— Supplied records —
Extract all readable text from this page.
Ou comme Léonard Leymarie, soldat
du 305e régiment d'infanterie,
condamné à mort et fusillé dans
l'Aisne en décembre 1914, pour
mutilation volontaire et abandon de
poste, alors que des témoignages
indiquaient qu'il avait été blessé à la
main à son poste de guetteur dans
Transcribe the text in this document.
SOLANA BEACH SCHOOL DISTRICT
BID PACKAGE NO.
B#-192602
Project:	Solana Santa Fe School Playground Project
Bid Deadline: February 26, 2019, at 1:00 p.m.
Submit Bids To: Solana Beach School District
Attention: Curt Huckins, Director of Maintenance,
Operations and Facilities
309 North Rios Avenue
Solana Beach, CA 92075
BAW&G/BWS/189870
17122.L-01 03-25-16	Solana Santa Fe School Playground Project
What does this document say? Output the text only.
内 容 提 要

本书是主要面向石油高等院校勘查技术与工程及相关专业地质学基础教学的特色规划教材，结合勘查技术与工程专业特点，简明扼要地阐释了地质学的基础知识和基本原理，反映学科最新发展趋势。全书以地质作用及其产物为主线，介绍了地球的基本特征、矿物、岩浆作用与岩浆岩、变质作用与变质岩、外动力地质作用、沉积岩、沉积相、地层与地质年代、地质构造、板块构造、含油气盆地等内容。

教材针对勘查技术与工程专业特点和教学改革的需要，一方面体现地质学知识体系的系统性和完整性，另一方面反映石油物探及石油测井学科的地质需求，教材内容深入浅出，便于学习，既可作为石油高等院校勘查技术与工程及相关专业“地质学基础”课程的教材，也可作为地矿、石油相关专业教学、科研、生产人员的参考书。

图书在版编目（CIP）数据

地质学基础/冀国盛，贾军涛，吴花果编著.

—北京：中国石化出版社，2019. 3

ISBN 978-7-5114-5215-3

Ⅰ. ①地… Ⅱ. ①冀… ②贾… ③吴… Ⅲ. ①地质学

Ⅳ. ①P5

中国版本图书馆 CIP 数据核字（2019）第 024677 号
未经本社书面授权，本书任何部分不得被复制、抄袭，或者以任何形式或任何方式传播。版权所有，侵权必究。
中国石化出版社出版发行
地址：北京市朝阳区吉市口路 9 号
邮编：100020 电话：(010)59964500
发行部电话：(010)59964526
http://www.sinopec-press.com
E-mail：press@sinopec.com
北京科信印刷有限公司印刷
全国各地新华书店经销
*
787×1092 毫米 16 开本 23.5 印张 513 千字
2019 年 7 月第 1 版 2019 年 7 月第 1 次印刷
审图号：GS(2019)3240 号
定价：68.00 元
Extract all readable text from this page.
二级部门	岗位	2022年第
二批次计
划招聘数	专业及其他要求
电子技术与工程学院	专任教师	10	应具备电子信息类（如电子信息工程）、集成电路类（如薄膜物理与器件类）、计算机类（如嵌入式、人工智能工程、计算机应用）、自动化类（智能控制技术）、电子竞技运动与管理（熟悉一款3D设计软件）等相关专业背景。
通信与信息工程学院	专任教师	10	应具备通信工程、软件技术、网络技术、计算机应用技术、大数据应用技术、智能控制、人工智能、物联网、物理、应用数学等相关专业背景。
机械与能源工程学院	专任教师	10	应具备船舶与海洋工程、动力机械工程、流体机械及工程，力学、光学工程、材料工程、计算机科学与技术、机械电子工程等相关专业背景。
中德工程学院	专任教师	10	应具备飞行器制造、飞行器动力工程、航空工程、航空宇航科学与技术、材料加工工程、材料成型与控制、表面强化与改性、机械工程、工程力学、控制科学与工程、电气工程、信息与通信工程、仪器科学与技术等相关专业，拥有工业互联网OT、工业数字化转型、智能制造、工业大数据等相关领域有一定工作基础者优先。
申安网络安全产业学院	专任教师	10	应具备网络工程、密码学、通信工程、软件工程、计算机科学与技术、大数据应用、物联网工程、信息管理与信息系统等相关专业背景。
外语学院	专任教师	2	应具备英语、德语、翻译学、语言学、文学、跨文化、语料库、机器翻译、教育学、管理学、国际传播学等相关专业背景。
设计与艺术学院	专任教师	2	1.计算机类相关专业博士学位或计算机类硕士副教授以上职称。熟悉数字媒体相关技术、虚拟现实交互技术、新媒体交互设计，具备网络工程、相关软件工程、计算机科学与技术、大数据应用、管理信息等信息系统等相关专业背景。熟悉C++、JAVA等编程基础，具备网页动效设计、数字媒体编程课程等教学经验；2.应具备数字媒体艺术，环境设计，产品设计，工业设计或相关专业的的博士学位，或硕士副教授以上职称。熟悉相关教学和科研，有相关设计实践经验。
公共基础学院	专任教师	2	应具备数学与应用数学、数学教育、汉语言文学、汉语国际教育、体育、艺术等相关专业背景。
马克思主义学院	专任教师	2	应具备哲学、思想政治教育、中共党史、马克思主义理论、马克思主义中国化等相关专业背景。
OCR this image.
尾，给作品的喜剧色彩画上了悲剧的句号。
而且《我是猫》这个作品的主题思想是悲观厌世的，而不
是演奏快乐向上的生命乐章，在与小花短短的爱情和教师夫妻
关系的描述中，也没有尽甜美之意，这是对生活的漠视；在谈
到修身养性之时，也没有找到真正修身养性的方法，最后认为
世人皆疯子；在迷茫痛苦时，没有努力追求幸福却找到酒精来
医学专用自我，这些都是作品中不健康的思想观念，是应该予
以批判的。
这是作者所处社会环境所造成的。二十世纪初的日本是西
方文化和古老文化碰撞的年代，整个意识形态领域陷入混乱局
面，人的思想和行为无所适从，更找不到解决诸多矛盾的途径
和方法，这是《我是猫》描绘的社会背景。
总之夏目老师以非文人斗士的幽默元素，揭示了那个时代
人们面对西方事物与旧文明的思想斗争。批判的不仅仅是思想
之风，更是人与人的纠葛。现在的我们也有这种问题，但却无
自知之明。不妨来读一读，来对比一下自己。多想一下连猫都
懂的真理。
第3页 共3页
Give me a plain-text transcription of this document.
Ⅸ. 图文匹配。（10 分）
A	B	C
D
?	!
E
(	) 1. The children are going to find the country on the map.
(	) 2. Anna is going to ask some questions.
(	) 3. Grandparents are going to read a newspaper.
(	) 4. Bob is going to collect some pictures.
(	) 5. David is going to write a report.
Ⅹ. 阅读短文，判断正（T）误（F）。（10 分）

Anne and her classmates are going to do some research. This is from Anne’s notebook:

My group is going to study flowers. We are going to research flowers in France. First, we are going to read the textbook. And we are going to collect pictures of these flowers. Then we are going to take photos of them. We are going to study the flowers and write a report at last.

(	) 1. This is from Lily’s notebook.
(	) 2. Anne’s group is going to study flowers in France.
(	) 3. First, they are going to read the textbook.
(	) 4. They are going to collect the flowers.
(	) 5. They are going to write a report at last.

— Given task —
Copy each line of the entries that includes the word "document".

— Response to the exercise —
Transcribe the text in this document.
What does this document say? Output the text only.
Give me a plain-text transcription of this document.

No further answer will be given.